- _Your instructions_:
Take the material below and write it all out again exactly.

---- Records to process

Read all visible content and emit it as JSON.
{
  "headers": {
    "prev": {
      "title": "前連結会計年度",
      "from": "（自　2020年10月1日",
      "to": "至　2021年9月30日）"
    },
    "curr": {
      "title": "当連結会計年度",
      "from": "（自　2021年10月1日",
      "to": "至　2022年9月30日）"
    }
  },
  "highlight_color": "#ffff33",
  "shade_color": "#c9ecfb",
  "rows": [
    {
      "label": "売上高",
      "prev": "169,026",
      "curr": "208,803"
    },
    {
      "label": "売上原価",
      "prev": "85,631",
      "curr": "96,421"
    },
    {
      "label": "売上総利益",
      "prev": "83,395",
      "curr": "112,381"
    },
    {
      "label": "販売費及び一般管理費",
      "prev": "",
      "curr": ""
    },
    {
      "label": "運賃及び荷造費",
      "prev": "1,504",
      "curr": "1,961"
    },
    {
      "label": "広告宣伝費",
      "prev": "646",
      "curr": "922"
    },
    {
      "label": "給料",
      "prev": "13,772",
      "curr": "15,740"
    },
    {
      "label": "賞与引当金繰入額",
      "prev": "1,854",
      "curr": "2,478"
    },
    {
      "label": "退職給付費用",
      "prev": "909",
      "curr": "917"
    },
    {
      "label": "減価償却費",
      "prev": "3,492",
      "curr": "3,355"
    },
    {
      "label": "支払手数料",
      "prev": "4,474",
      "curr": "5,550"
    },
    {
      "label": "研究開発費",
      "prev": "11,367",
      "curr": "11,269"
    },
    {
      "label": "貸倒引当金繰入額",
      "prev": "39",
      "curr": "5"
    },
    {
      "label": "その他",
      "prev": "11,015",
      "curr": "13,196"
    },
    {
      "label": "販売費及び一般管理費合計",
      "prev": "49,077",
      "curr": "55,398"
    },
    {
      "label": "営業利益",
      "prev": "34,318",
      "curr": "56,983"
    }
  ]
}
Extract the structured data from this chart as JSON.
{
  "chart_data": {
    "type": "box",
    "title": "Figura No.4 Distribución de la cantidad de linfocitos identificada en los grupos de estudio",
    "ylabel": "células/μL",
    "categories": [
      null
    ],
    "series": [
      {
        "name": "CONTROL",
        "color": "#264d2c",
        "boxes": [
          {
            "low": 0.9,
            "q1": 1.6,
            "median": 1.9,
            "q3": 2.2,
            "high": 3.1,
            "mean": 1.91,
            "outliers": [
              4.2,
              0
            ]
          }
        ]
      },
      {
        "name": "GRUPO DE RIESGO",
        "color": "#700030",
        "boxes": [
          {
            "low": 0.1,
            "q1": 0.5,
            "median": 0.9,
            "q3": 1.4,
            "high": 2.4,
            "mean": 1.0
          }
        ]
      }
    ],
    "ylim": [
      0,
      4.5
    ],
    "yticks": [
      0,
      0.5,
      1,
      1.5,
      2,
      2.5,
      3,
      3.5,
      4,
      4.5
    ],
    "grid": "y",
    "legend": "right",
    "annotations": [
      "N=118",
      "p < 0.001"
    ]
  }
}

--------

- _Complete output_:
Read all visible content and emit it as JSON.
{
  "headers": {
    "prev": {
      "title": "前連結会計年度",
      "from": "（自　2020年10月1日",
      "to": "至　2021年9月30日）"
    },
    "curr": {
      "title": "当連結会計年度",
      "from": "（自　2021年10月1日",
      "to": "至　2022年9月30日）"
    }
  },
  "highlight_color": "#ffff33",
  "shade_color": "#c9ecfb",
  "rows": [
    {
      "label": "売上高",
      "prev": "169,026",
      "curr": "208,803"
    },
    {
      "label": "売上原価",
      "prev": "85,631",
      "curr": "96,421"
    },
    {
      "label": "売上総利益",
      "prev": "83,395",
      "curr": "112,381"
    },
    {
      "label": "販売費及び一般管理費",
      "prev": "",
      "curr": ""
    },
    {
      "label": "運賃及び荷造費",
      "prev": "1,504",
      "curr": "1,961"
    },
    {
      "label": "広告宣伝費",
      "prev": "646",
      "curr": "922"
    },
    {
      "label": "給料",
      "prev": "13,772",
      "curr": "15,740"
    },
    {
      "label": "賞与引当金繰入額",
      "prev": "1,854",
      "curr": "2,478"
    },
    {
      "label": "退職給付費用",
      "prev": "909",
      "curr": "917"
    },
    {
      "label": "減価償却費",
      "prev": "3,492",
      "curr": "3,355"
    },
    {
      "label": "支払手数料",
      "prev": "4,474",
      "curr": "5,550"
    },
    {
      "label": "研究開発費",
      "prev": "11,367",
      "curr": "11,269"
    },
    {
      "label": "貸倒引当金繰入額",
      "prev": "39",
      "curr": "5"
    },
    {
      "label": "その他",
      "prev": "11,015",
      "curr": "13,196"
    },
    {
      "label": "販売費及び一般管理費合計",
      "prev": "49,077",
      "curr": "55,398"
    },
    {
      "label": "営業利益",
      "prev": "34,318",
      "curr": "56,983"
    }
  ]
}
Extract the structured data from this chart as JSON.
{
  "chart_data": {
    "type": "box",
    "title": "Figura No.4 Distribución de la cantidad de linfocitos identificada en los grupos de estudio",
    "ylabel": "células/μL",
    "categories": [
      null
    ],
    "series": [
      {
        "name": "CONTROL",
        "color": "#264d2c",
        "boxes": [
          {
            "low": 0.9,
            "q1": 1.6,
            "median": 1.9,
            "q3": 2.2,
            "high": 3.1,
            "mean": 1.91,
            "outliers": [
              4.2,
              0
            ]
          }
        ]
      },
      {
        "name": "GRUPO DE RIESGO",
        "color": "#700030",
        "boxes": [
          {
            "low": 0.1,
            "q1": 0.5,
            "median": 0.9,
            "q3": 1.4,
            "high": 2.4,
            "mean": 1.0
          }
        ]
      }
    ],
    "ylim": [
      0,
      4.5
    ],
    "yticks": [
      0,
      0.5,
      1,
      1.5,
      2,
      2.5,
      3,
      3.5,
      4,
      4.5
    ],
    "grid": "y",
    "legend": "right",
    "annotations": [
      "N=118",
      "p < 0.001"
    ]
  }
}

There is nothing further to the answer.